Data entries:

+ + + + +

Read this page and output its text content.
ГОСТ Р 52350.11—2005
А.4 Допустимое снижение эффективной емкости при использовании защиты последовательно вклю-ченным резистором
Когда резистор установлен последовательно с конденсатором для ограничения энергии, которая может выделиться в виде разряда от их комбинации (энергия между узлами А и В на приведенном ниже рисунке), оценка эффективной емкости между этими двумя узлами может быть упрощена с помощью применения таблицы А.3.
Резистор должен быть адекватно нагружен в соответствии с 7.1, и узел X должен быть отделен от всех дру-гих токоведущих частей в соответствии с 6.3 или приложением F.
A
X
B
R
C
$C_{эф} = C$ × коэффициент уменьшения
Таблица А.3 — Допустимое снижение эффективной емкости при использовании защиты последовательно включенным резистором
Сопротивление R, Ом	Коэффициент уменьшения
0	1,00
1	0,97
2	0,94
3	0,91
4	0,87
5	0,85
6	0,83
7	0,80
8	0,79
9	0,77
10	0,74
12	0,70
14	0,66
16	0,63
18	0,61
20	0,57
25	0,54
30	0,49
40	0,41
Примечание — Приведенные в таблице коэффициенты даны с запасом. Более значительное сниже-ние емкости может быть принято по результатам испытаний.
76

+ + + + +

# [Problem statement]
Retype the material in full, character for character.

# [Reply]
Read this page and output its text content.
ГОСТ Р 52350.11—2005
А.4 Допустимое снижение эффективной емкости при использовании защиты последовательно вклю-ченным резистором
Когда резистор установлен последовательно с конденсатором для ограничения энергии, которая может выделиться в виде разряда от их комбинации (энергия между узлами А и В на приведенном ниже рисунке), оценка эффективной емкости между этими двумя узлами может быть упрощена с помощью применения таблицы А.3.
Резистор должен быть адекватно нагружен в соответствии с 7.1, и узел X должен быть отделен от всех дру-гих токоведущих частей в соответствии с 6.3 или приложением F.
A
X
B
R
C
$C_{эф} = C$ × коэффициент уменьшения
Таблица А.3 — Допустимое снижение эффективной емкости при использовании защиты последовательно включенным резистором
Сопротивление R, Ом	Коэффициент уменьшения
0	1,00
1	0,97
2	0,94
3	0,91
4	0,87
5	0,85
6	0,83
7	0,80
8	0,79
9	0,77
10	0,74
12	0,70
14	0,66
16	0,63
18	0,61
20	0,57
25	0,54
30	0,49
40	0,41
Примечание — Приведенные в таблице коэффициенты даны с запасом. Более значительное сниже-ние емкости может быть принято по результатам испытаний.
76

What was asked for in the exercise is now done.